- To be done:
Compute the number of lines that include the string "Three", then output that number and nothing else.

Records from a dataset:
====

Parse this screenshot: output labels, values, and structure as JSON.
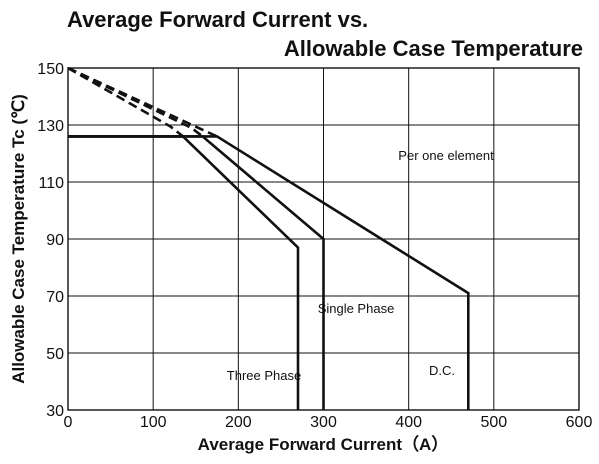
{
  "chart_data": {
    "type": "line",
    "title_line1": "Average Forward Current vs.",
    "title_line2": "Allowable Case Temperature",
    "xlabel": "Average Forward Current（A）",
    "ylabel": "Allowable Case Temperature Tc (℃)",
    "xlim": [
      0,
      600
    ],
    "ylim": [
      30,
      150
    ],
    "xticks": [
      "0",
      "100",
      "200",
      "300",
      "400",
      "500",
      "600"
    ],
    "yticks": [
      "30",
      "50",
      "70",
      "90",
      "110",
      "130",
      "150"
    ],
    "grid": true,
    "series": [
      {
        "name": "Three Phase",
        "dashed": [
          [
            0,
            150
          ],
          [
            120,
            129.5
          ],
          [
            135,
            126
          ]
        ],
        "solid": [
          [
            0,
            126
          ],
          [
            135,
            126
          ],
          [
            270,
            87
          ],
          [
            270,
            30
          ]
        ]
      },
      {
        "name": "Single Phase",
        "dashed": [
          [
            0,
            150
          ],
          [
            145,
            129
          ],
          [
            158,
            126
          ]
        ],
        "solid": [
          [
            0,
            126
          ],
          [
            158,
            126
          ],
          [
            300,
            90
          ],
          [
            300,
            30
          ]
        ]
      },
      {
        "name": "D.C.",
        "dashed": [
          [
            0,
            150
          ],
          [
            175,
            126
          ]
        ],
        "solid": [
          [
            0,
            126
          ],
          [
            175,
            126
          ],
          [
            470,
            71
          ],
          [
            470,
            30
          ]
        ]
      }
    ],
    "annotations": {
      "per_one_element": "Per one element",
      "single_phase": "Single Phase",
      "three_phase": "Three Phase",
      "dc": "D.C."
    }
  }
}
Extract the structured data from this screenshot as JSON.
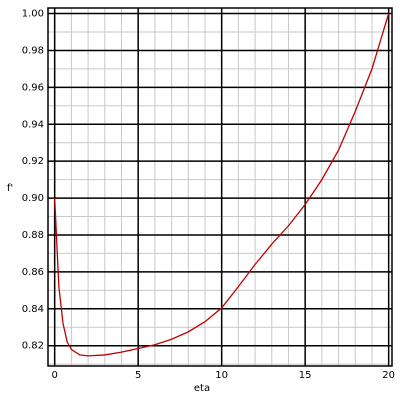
{
  "chart_data": {
    "type": "line",
    "x_label": "eta",
    "y_label": "f'",
    "x": [
      0,
      0.25,
      0.5,
      0.75,
      1,
      1.5,
      2,
      3,
      4,
      5,
      6,
      7,
      8,
      9,
      10,
      11,
      12,
      13,
      14,
      15,
      16,
      17,
      18,
      19,
      20
    ],
    "series": [
      {
        "color": "#c00000",
        "values": [
          0.9,
          0.852,
          0.832,
          0.822,
          0.818,
          0.815,
          0.8145,
          0.815,
          0.8165,
          0.8185,
          0.8205,
          0.8235,
          0.8275,
          0.833,
          0.8405,
          0.852,
          0.864,
          0.875,
          0.885,
          0.8965,
          0.91,
          0.926,
          0.947,
          0.97,
          1.0
        ]
      }
    ],
    "xlim": [
      -0.4,
      20.2
    ],
    "ylim": [
      0.809,
      1.003
    ],
    "xticks": [
      0,
      5,
      10,
      15,
      20
    ],
    "yticks": [
      0.82,
      0.84,
      0.86,
      0.88,
      {
        "value": 0.9,
        "label": "0.90"
      },
      0.92,
      0.94,
      0.96,
      0.98,
      {
        "value": 1.0,
        "label": "1.00"
      }
    ],
    "grid": true,
    "minor_grid_step": {
      "x": 1,
      "y": 0.01
    }
  }
}
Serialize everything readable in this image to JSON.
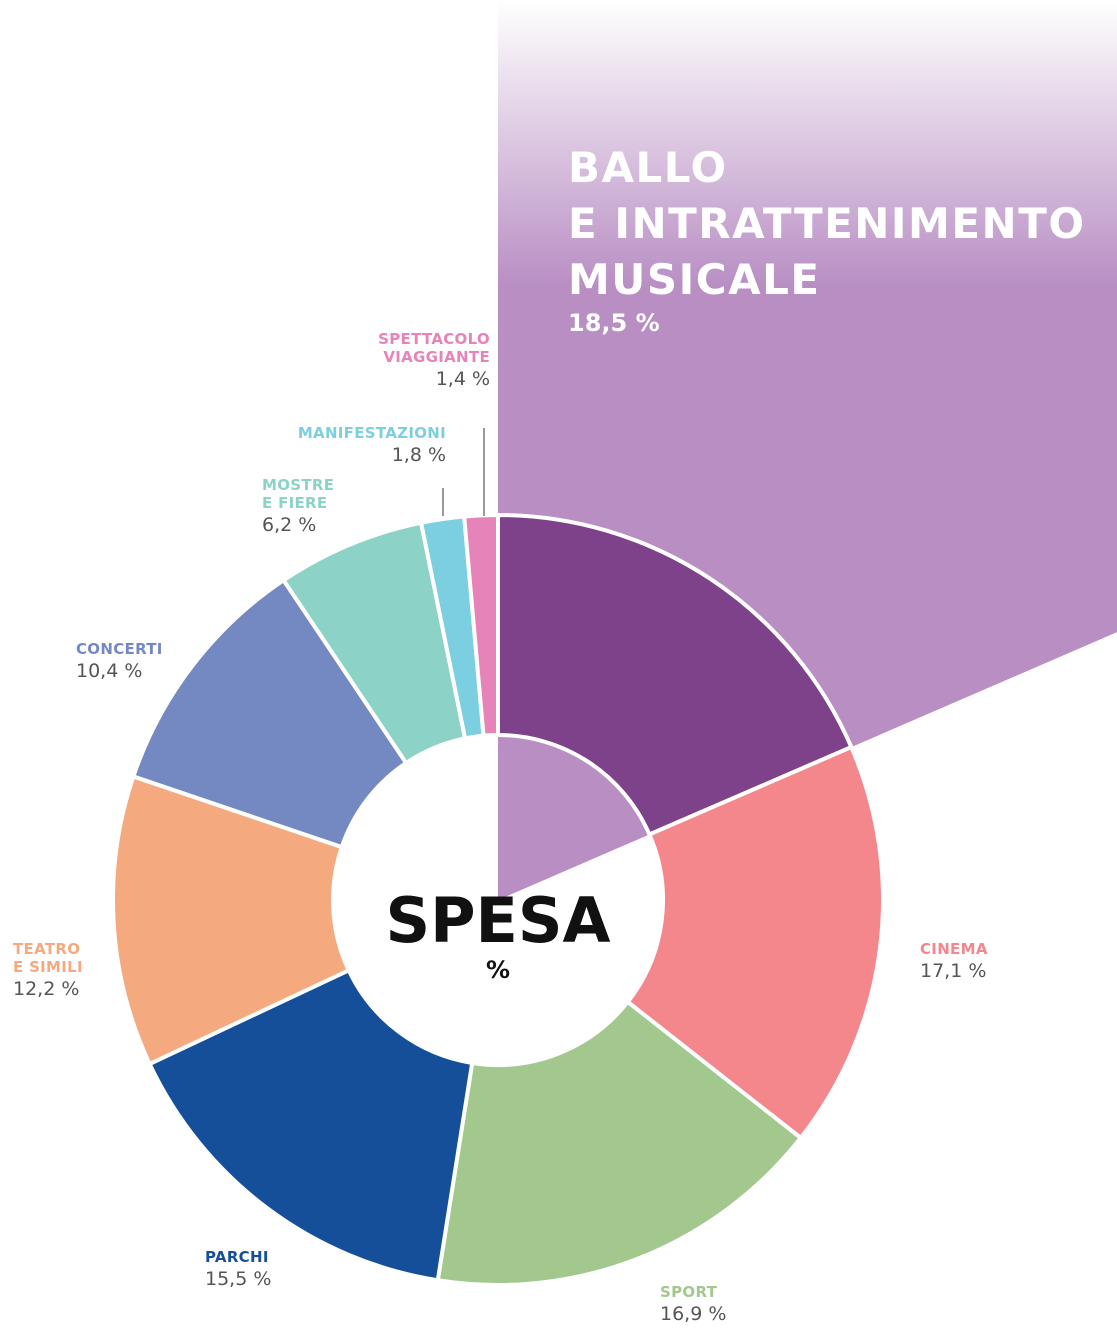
{
  "chart_data": {
    "type": "donut",
    "center_title": "SPESA",
    "center_subtitle": "%",
    "categories": [
      "BALLO\nE INTRATTENIMENTO\nMUSICALE",
      "CINEMA",
      "SPORT",
      "PARCHI",
      "TEATRO\nE SIMILI",
      "CONCERTI",
      "MOSTRE\nE FIERE",
      "MANIFESTAZIONI",
      "SPETTACOLO\nVIAGGIANTE"
    ],
    "values": [
      18.5,
      17.1,
      16.9,
      15.5,
      12.2,
      10.4,
      6.2,
      1.8,
      1.4
    ],
    "value_labels": [
      "18,5 %",
      "17,1 %",
      "16,9 %",
      "15,5 %",
      "12,2 %",
      "10,4 %",
      "6,2 %",
      "1,8 %",
      "1,4 %"
    ],
    "colors": [
      "#7d4289",
      "#f4878c",
      "#a3c88e",
      "#154f9a",
      "#f4a97f",
      "#7489c2",
      "#8cd2c6",
      "#7ccfe0",
      "#e683b8"
    ]
  }
}
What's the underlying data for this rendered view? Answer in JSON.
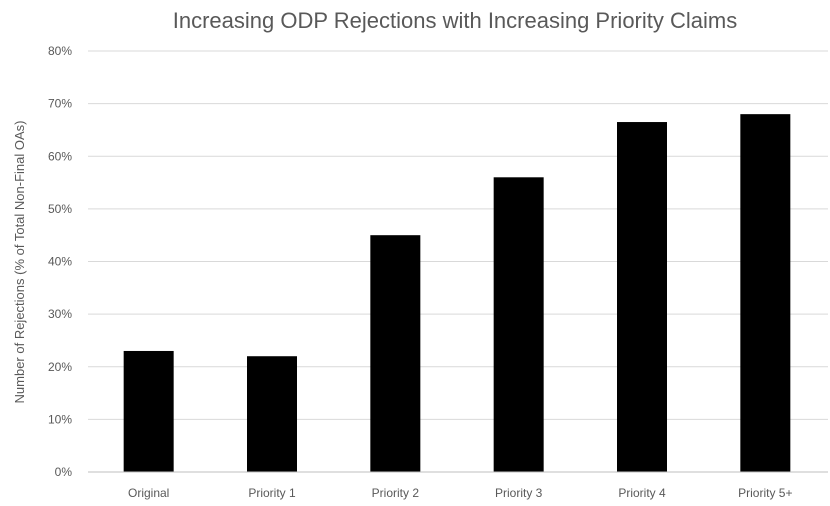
{
  "chart_data": {
    "type": "bar",
    "title": "Increasing ODP Rejections with Increasing Priority Claims",
    "xlabel": "",
    "ylabel": "Number of Rejections (% of Total Non-Final OAs)",
    "categories": [
      "Original",
      "Priority 1",
      "Priority 2",
      "Priority 3",
      "Priority 4",
      "Priority 5+"
    ],
    "values": [
      23,
      22,
      45,
      56,
      66.5,
      68
    ],
    "ylim": [
      0,
      80
    ],
    "yticks": [
      "0%",
      "10%",
      "20%",
      "30%",
      "40%",
      "50%",
      "60%",
      "70%",
      "80%"
    ],
    "grid": true,
    "legend": "none",
    "colors": {
      "bar": "#000000",
      "grid": "#d9d9d9",
      "text": "#595959"
    }
  }
}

====

- Output below:
2